**Exercise**
Transcribe the items starting at the beginning of the records and ending at the line that contains "status-message: entered Ellipse", both ends included.
+ + +
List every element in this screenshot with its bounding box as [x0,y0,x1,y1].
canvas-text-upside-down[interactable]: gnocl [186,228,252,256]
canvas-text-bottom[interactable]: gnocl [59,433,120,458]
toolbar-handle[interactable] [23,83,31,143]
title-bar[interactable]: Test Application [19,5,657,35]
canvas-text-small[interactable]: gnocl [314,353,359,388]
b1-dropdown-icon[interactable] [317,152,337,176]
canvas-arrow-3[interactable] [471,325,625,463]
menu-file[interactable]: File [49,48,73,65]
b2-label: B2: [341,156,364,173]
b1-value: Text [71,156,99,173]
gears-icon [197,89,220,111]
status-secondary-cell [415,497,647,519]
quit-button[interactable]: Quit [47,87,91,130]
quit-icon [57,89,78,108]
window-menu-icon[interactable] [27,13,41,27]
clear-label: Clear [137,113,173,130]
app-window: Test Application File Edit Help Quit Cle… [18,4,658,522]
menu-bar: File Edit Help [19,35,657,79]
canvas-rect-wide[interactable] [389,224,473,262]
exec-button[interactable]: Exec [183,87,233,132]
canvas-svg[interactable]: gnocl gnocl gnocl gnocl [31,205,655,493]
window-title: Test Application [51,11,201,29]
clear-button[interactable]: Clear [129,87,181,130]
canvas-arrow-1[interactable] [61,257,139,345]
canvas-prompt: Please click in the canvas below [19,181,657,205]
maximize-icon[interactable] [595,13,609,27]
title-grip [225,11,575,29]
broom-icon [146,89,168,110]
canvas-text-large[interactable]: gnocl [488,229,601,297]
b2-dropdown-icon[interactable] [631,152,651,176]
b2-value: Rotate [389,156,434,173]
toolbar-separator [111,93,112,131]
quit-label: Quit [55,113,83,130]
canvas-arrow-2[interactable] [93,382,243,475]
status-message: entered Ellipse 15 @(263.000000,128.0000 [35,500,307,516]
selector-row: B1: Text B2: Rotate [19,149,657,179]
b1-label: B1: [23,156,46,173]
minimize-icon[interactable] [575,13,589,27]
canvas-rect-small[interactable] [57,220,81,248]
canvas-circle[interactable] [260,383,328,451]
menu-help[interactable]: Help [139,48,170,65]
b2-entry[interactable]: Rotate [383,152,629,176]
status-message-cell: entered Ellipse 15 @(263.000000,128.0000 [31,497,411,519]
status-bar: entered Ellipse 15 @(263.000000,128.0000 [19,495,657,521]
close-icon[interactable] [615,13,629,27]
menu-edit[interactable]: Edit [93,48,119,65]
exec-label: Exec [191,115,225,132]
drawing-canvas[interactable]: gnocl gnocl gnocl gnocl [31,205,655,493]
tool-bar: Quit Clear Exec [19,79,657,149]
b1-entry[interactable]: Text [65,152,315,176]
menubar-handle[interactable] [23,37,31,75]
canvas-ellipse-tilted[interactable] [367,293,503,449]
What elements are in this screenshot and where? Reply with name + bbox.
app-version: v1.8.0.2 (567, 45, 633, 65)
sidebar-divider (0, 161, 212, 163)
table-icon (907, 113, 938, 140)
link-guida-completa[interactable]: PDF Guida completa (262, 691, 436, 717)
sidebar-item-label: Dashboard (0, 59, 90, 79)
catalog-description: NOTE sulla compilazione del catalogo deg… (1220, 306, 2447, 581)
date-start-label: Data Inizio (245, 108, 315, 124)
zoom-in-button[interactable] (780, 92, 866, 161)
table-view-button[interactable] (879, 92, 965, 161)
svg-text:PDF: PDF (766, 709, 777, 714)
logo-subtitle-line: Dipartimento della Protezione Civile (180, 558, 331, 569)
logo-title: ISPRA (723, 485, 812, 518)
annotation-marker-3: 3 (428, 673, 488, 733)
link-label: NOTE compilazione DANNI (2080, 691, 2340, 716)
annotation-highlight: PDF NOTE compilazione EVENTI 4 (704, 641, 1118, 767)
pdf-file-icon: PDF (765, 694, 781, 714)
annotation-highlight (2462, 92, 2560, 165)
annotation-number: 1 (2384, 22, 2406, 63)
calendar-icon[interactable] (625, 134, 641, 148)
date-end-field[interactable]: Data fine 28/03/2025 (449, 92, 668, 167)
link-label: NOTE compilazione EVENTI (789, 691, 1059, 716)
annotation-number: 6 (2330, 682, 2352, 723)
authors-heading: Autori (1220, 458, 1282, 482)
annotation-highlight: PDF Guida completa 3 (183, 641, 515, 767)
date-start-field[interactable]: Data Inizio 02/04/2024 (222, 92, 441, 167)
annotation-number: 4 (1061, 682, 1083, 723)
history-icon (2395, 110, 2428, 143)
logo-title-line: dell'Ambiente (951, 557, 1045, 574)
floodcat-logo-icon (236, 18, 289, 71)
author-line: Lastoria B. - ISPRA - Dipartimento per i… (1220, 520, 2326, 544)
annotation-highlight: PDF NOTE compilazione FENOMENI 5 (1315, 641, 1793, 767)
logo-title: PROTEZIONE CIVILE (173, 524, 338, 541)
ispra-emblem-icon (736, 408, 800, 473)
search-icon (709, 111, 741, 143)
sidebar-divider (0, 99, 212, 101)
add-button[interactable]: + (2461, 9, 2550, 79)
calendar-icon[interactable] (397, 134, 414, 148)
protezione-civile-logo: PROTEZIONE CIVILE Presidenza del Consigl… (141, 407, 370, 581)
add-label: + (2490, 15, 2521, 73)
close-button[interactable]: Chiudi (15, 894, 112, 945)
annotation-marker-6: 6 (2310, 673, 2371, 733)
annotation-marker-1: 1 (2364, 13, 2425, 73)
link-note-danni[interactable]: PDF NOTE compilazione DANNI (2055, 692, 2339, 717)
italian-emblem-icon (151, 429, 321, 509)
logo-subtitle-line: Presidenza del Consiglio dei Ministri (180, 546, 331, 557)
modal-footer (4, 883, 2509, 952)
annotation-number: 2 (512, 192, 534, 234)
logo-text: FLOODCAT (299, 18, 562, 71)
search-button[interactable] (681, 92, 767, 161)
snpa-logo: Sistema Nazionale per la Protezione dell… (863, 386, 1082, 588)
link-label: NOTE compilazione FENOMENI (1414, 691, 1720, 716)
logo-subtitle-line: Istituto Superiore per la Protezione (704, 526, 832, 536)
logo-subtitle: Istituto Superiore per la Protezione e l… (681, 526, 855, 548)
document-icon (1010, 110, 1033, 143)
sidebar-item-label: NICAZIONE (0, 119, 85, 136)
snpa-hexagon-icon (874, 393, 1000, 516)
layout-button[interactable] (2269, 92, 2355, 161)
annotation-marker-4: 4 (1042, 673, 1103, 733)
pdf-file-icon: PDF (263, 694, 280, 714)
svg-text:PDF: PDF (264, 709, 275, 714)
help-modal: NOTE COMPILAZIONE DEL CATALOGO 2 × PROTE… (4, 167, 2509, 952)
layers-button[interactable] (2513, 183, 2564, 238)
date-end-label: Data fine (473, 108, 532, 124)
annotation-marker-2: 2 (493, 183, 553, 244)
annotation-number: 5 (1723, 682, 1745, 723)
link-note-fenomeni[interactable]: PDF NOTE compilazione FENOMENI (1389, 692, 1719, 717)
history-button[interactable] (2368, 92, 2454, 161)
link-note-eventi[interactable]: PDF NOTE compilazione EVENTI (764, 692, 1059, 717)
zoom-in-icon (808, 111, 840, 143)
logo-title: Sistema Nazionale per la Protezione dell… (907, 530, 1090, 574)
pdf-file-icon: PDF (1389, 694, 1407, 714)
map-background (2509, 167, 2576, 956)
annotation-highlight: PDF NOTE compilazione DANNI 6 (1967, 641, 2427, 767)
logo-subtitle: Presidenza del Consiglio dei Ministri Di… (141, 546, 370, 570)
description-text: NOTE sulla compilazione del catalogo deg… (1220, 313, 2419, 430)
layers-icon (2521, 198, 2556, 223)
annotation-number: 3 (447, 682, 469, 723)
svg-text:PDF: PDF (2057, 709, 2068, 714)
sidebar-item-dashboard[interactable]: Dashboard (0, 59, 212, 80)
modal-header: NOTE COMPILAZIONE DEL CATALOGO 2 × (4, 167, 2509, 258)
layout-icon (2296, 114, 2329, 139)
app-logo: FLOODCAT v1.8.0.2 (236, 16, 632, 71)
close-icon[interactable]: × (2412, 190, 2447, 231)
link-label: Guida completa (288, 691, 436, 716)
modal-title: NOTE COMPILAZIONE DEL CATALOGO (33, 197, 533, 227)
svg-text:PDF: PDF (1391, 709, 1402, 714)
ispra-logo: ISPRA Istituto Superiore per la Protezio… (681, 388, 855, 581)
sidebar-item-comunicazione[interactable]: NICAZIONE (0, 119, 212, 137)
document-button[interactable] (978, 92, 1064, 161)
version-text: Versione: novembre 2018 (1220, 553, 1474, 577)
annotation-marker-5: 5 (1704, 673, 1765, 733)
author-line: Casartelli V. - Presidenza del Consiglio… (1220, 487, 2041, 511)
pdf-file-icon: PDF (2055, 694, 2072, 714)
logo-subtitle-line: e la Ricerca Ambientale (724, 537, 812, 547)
+ + +
**Correct result**
List every element in this screenshot with its bounding box as [x0,y0,x1,y1].
canvas-text-upside-down[interactable]: gnocl [186,228,252,256]
canvas-text-bottom[interactable]: gnocl [59,433,120,458]
toolbar-handle[interactable] [23,83,31,143]
title-bar[interactable]: Test Application [19,5,657,35]
canvas-text-small[interactable]: gnocl [314,353,359,388]
b1-dropdown-icon[interactable] [317,152,337,176]
canvas-arrow-3[interactable] [471,325,625,463]
menu-file[interactable]: File [49,48,73,65]
b2-label: B2: [341,156,364,173]
b1-value: Text [71,156,99,173]
gears-icon [197,89,220,111]
status-secondary-cell [415,497,647,519]
quit-button[interactable]: Quit [47,87,91,130]
quit-icon [57,89,78,108]
window-menu-icon[interactable] [27,13,41,27]
clear-label: Clear [137,113,173,130]
app-window: Test Application File Edit Help Quit Cle… [18,4,658,522]
menu-bar: File Edit Help [19,35,657,79]
canvas-rect-wide[interactable] [389,224,473,262]
exec-button[interactable]: Exec [183,87,233,132]
canvas-svg[interactable]: gnocl gnocl gnocl gnocl [31,205,655,493]
window-title: Test Application [51,11,201,29]
clear-button[interactable]: Clear [129,87,181,130]
canvas-arrow-1[interactable] [61,257,139,345]
canvas-prompt: Please click in the canvas below [19,181,657,205]
maximize-icon[interactable] [595,13,609,27]
title-grip [225,11,575,29]
broom-icon [146,89,168,110]
canvas-text-large[interactable]: gnocl [488,229,601,297]
b2-dropdown-icon[interactable] [631,152,651,176]
b2-value: Rotate [389,156,434,173]
toolbar-separator [111,93,112,131]
quit-label: Quit [55,113,83,130]
canvas-arrow-2[interactable] [93,382,243,475]
status-message: entered Ellipse 15 @(263.000000,128.0000 [35,500,307,516]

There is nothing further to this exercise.